-- start of Material shown --

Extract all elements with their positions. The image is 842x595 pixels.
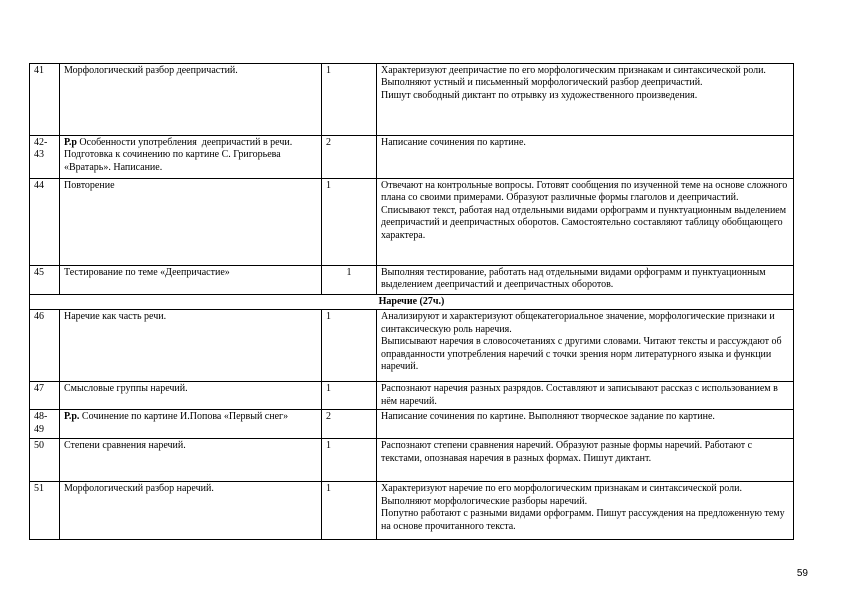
lesson-topic (60, 382, 322, 410)
table-row (30, 410, 794, 439)
lesson-topic-text: Смысловые группы наречий. (64, 383, 188, 395)
lesson-topic-text: Тестирование по теме «Деепричастие» (64, 267, 230, 278)
lesson-number: 48-49 (30, 410, 60, 439)
lesson-hours: 1 (322, 382, 377, 410)
lesson-number: 41 (30, 64, 60, 136)
lesson-hours: 1 (322, 179, 377, 266)
lesson-topic (60, 310, 322, 382)
lesson-hours: 1 (322, 439, 377, 482)
lesson-activities: Анализируют и характеризуют общекатегориальное значение, морфологические признаки и синтаксическую роль наречия. Выписывают наречия в словосочетаниях с другими словами. Читают тексты и рассуждают об оправданности употребления наречий с точки зрения норм литературного языка и функции наречий. (377, 310, 794, 382)
lesson-topic (60, 439, 322, 482)
lesson-hours: 1 (322, 310, 377, 382)
lesson-topic (60, 482, 322, 540)
lesson-hours: 1 (322, 482, 377, 540)
rp-marker: Р.р (64, 137, 77, 148)
lesson-activities: Характеризуют деепричастие по его морфологическим признакам и синтаксической роли. Выполняют устный и письменный морфологический разбор деепричастий. Пишут свободный диктант по отрывку из художественного произведения. (377, 64, 794, 136)
rp-marker: Р.р. (64, 411, 80, 423)
lesson-topic (60, 266, 322, 295)
table-row (30, 266, 794, 295)
section-title: Наречие (27ч.) (30, 295, 794, 310)
lesson-topic-text: Особенности употребления деепричастий в речи. Подготовка к сочинению по картине С. Григорьева «Вратарь». Написание. (64, 137, 295, 173)
lesson-topic (60, 136, 322, 179)
lesson-activities: Распознают степени сравнения наречий. Образуют разные формы наречий. Работают с текстами, опознавая наречия в разных формах. Пишут диктант. (377, 439, 794, 482)
lesson-activities: Характеризуют наречие по его морфологическим признакам и синтаксической роли. Выполняют морфологические разборы наречий. Попутно работают с разными видами орфограмм. Пишут рассуждения на предложенную тему на основе прочитанного текста. (377, 482, 794, 540)
lesson-activities: Распознают наречия разных разрядов. Составляют и записывают рассказ с использованием в нём наречий. (377, 382, 794, 410)
lesson-number: 45 (30, 266, 60, 295)
lesson-hours: 1 (322, 64, 377, 136)
lesson-topic (60, 64, 322, 136)
lesson-number: 42-43 (30, 136, 60, 179)
lesson-hours: 2 (322, 136, 377, 179)
lesson-topic-text: Морфологический разбор деепричастий. (64, 65, 238, 76)
lesson-activities: Написание сочинения по картине. Выполняют творческое задание по картине. (377, 410, 794, 439)
table-row (30, 136, 794, 179)
table-row (30, 310, 794, 382)
lesson-hours: 1 (322, 266, 377, 295)
table-row (30, 382, 794, 410)
lesson-topic-text: Повторение (64, 180, 115, 191)
lesson-topic (60, 179, 322, 266)
page-number: 59 (796, 568, 808, 579)
lesson-number: 47 (30, 382, 60, 410)
lesson-plan-table (29, 63, 794, 540)
table-row (30, 482, 794, 540)
lesson-topic-text: Морфологический разбор наречий. (64, 483, 214, 495)
lesson-topic-text: Сочинение по картине И.Попова «Первый снег» (79, 411, 289, 423)
lesson-number: 50 (30, 439, 60, 482)
lesson-hours: 2 (322, 410, 377, 439)
section-row (30, 295, 794, 310)
table-row (30, 64, 794, 136)
lesson-number: 44 (30, 179, 60, 266)
table-row (30, 179, 794, 266)
lesson-number: 51 (30, 482, 60, 540)
lesson-number: 46 (30, 310, 60, 382)
table-row (30, 439, 794, 482)
lesson-topic-text: Степени сравнения наречий. (64, 440, 186, 452)
lesson-activities: Выполняя тестирование, работать над отдельными видами орфограмм и пунктуационным выделением деепричастий и деепричастных оборотов. (377, 266, 794, 295)
lesson-topic-text: Наречие как часть речи. (64, 311, 167, 323)
lesson-topic (60, 410, 322, 439)
lesson-activities: Написание сочинения по картине. (377, 136, 794, 179)
lesson-activities: Отвечают на контрольные вопросы. Готовят сообщения по изученной теме на основе сложного плана со своими примерами. Образуют различные формы глаголов и деепричастий. Списывают текст, работая над отдельными видами орфограмм и пунктуационным выделением деепричастий и деепричастных оборотов. Самостоятельно составляют таблицу обобщающего характера. (377, 179, 794, 266)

-- end of Material shown --

What this task involves: Render the data above as a numbered list, omitting blank lines and leaving out the pictures.

Complete answer:
1. Extract all elements with their positions. The image is 842x595 pixels.
2. lesson-topic (60, 382, 322, 410)
3. table-row (30, 410, 794, 439)
4. lesson-topic-text: Смысловые группы наречий. (64, 383, 188, 395)
5. lesson-topic-text: Тестирование по теме «Деепричастие» (64, 267, 230, 278)
6. lesson-number: 48-49 (30, 410, 60, 439)
7. lesson-hours: 1 (322, 382, 377, 410)
8. lesson-number: 41 (30, 64, 60, 136)
9. lesson-hours: 1 (322, 179, 377, 266)
10. lesson-topic (60, 310, 322, 382)
11. lesson-hours: 1 (322, 439, 377, 482)
12. lesson-activities: Анализируют и характеризуют общекатегориальное значение, морфологические признаки и синтаксическую роль наречия. Выписывают наречия в словосочетаниях с другими словами. Читают тексты и рассуждают об оправданности употребления наречий с точки зрения норм литературного языка и функции наречий. (377, 310, 794, 382)
13. lesson-topic (60, 439, 322, 482)
14. lesson-hours: 1 (322, 310, 377, 382)
15. lesson-topic (60, 482, 322, 540)
16. lesson-hours: 1 (322, 482, 377, 540)
17. rp-marker: Р.р (64, 137, 77, 148)
18. lesson-activities: Характеризуют деепричастие по его морфологическим признакам и синтаксической роли. Выполняют устный и письменный морфологический разбор деепричастий. Пишут свободный диктант по отрывку из художественного произведения. (377, 64, 794, 136)
19. rp-marker: Р.р. (64, 411, 80, 423)
20. lesson-topic (60, 266, 322, 295)
21. table-row (30, 266, 794, 295)
22. section-title: Наречие (27ч.) (30, 295, 794, 310)
23. lesson-topic-text: Особенности употребления деепричастий в речи. Подготовка к сочинению по картине С. Григорьева «Вратарь». Написание. (64, 137, 295, 173)
24. lesson-topic (60, 136, 322, 179)
25. lesson-activities: Распознают степени сравнения наречий. Образуют разные формы наречий. Работают с текстами, опознавая наречия в разных формах. Пишут диктант. (377, 439, 794, 482)
26. lesson-activities: Характеризуют наречие по его морфологическим признакам и синтаксической роли. Выполняют морфологические разборы наречий. Попутно работают с разными видами орфограмм. Пишут рассуждения на предложенную тему на основе прочитанного текста. (377, 482, 794, 540)
27. lesson-activities: Распознают наречия разных разрядов. Составляют и записывают рассказ с использованием в нём наречий. (377, 382, 794, 410)
28. lesson-number: 45 (30, 266, 60, 295)
29. lesson-hours: 1 (322, 64, 377, 136)
30. lesson-topic (60, 64, 322, 136)
31. lesson-number: 42-43 (30, 136, 60, 179)
32. lesson-hours: 2 (322, 136, 377, 179)
33. lesson-topic-text: Морфологический разбор деепричастий. (64, 65, 238, 76)
34. lesson-activities: Написание сочинения по картине. Выполняют творческое задание по картине. (377, 410, 794, 439)
35. table-row (30, 136, 794, 179)
36. table-row (30, 310, 794, 382)
37. lesson-hours: 1 (322, 266, 377, 295)
38. table-row (30, 382, 794, 410)
39. lesson-topic-text: Повторение (64, 180, 115, 191)
40. lesson-topic (60, 179, 322, 266)
41. page-number: 59 (796, 568, 808, 579)
42. lesson-number: 47 (30, 382, 60, 410)
43. lesson-plan-table (29, 63, 794, 540)
44. table-row (30, 482, 794, 540)
45. lesson-topic-text: Морфологический разбор наречий. (64, 483, 214, 495)
46. lesson-topic-text: Сочинение по картине И.Попова «Первый снег» (79, 411, 289, 423)
47. lesson-number: 50 (30, 439, 60, 482)
48. lesson-hours: 2 (322, 410, 377, 439)
49. section-row (30, 295, 794, 310)
50. table-row (30, 64, 794, 136)
51. lesson-number: 44 (30, 179, 60, 266)
52. table-row (30, 179, 794, 266)
53. lesson-number: 51 (30, 482, 60, 540)
54. lesson-number: 46 (30, 310, 60, 382)
55. table-row (30, 439, 794, 482)
56. lesson-topic-text: Степени сравнения наречий. (64, 440, 186, 452)
57. lesson-activities: Выполняя тестирование, работать над отдельными видами орфограмм и пунктуационным выделением деепричастий и деепричастных оборотов. (377, 266, 794, 295)
58. lesson-topic-text: Наречие как часть речи. (64, 311, 167, 323)
59. lesson-topic (60, 410, 322, 439)
60. lesson-activities: Написание сочинения по картине. (377, 136, 794, 179)
61. lesson-activities: Отвечают на контрольные вопросы. Готовят сообщения по изученной теме на основе сложного плана со своими примерами. Образуют различные формы глаголов и деепричастий. Списывают текст, работая над отдельными видами орфограмм и пунктуационным выделением деепричастий и деепричастных оборотов. Самостоятельно составляют таблицу обобщающего характера. (377, 179, 794, 266)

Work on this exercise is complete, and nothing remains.